[Records for this task Boundary: Start]

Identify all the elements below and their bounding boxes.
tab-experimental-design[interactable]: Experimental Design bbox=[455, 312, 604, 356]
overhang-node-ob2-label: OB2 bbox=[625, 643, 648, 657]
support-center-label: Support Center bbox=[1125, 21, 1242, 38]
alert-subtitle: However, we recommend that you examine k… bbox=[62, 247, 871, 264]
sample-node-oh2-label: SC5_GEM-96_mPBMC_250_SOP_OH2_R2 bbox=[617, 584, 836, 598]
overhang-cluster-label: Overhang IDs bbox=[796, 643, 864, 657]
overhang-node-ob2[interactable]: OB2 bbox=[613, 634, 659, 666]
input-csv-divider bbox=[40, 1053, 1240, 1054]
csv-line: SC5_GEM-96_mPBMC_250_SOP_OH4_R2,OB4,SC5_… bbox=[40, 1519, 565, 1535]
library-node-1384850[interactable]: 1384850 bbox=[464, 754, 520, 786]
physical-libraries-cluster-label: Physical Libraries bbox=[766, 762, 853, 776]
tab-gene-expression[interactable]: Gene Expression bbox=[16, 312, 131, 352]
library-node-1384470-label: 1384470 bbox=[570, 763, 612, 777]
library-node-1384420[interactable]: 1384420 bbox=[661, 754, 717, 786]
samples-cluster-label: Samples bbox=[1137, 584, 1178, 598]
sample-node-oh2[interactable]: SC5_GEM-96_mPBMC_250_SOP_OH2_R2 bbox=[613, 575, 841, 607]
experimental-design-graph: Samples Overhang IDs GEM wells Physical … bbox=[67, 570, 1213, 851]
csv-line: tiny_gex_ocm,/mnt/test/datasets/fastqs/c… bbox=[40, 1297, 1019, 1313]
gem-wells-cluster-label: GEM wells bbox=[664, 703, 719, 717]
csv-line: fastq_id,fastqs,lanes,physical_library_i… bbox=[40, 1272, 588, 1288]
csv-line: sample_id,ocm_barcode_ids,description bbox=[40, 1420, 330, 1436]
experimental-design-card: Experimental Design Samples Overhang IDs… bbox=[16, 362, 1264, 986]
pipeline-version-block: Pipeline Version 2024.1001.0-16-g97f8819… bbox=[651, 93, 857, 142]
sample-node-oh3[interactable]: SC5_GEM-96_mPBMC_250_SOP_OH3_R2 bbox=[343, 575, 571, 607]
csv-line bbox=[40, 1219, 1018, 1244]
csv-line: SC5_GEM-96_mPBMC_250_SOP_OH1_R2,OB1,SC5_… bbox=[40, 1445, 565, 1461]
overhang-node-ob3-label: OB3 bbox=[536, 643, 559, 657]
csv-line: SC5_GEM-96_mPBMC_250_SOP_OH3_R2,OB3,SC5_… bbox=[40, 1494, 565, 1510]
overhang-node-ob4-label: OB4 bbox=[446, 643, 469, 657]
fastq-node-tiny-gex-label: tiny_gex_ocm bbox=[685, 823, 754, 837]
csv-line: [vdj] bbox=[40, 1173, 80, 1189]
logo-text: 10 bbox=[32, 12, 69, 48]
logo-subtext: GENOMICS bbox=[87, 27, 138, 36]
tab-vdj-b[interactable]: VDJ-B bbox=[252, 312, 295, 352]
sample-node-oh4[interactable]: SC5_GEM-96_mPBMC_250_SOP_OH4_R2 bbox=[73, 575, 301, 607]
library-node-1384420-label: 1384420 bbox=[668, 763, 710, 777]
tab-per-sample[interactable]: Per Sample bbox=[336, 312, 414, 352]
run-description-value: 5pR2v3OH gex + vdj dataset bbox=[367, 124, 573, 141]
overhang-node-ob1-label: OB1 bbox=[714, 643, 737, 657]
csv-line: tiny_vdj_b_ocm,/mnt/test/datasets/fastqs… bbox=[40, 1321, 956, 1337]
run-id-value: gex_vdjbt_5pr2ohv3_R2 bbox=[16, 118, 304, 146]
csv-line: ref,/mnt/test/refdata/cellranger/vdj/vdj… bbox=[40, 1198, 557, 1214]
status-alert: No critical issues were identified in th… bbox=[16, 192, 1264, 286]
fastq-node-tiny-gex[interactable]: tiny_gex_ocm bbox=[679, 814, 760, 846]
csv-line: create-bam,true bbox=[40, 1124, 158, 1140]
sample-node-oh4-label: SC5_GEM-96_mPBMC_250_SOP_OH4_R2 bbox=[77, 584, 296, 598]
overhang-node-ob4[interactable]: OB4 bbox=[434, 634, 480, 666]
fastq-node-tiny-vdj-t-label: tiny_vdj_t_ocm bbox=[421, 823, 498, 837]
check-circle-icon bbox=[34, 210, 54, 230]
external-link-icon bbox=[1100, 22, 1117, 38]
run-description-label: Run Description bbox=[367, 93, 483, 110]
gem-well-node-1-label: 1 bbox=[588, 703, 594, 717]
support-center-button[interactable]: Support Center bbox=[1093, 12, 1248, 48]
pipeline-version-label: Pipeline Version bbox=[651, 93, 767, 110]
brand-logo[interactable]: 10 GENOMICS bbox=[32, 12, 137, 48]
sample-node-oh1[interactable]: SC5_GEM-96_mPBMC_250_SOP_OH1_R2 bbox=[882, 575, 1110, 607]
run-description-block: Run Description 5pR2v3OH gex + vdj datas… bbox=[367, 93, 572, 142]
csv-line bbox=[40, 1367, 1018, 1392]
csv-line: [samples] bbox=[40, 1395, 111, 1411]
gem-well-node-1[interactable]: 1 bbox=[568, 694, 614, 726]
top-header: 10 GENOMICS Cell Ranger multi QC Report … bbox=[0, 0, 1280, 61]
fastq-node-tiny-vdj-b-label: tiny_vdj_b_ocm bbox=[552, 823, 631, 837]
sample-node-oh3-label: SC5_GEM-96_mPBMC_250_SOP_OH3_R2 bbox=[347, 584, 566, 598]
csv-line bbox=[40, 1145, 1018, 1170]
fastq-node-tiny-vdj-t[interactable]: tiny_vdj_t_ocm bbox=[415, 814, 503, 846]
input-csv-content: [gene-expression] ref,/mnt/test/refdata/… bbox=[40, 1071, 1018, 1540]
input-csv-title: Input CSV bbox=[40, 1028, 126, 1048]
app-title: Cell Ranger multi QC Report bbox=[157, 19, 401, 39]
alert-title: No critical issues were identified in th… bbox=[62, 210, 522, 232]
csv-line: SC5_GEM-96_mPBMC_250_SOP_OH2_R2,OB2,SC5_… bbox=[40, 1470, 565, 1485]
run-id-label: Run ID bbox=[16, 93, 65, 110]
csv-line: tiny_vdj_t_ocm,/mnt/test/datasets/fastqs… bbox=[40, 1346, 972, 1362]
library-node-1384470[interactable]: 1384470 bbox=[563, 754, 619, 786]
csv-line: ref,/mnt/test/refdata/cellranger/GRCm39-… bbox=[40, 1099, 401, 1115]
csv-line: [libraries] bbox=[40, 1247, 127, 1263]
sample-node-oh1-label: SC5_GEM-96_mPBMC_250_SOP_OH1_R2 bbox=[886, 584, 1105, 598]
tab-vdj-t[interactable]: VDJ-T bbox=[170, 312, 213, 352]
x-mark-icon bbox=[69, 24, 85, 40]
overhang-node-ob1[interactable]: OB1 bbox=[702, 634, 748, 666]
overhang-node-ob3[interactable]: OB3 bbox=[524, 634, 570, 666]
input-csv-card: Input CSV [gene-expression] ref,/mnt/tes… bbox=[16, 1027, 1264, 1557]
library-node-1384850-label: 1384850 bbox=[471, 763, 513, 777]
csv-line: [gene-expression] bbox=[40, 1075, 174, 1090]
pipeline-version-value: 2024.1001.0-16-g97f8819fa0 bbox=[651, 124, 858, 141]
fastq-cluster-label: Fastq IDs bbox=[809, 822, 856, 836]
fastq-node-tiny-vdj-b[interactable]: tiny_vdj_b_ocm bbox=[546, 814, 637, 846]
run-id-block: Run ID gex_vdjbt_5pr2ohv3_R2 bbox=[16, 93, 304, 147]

[Records for this task Boundary: End]

### [Try it]
Taking the lines above one at a time, give the number of them that contain the string "wells". Add nothing else.

### [Output of the task]
2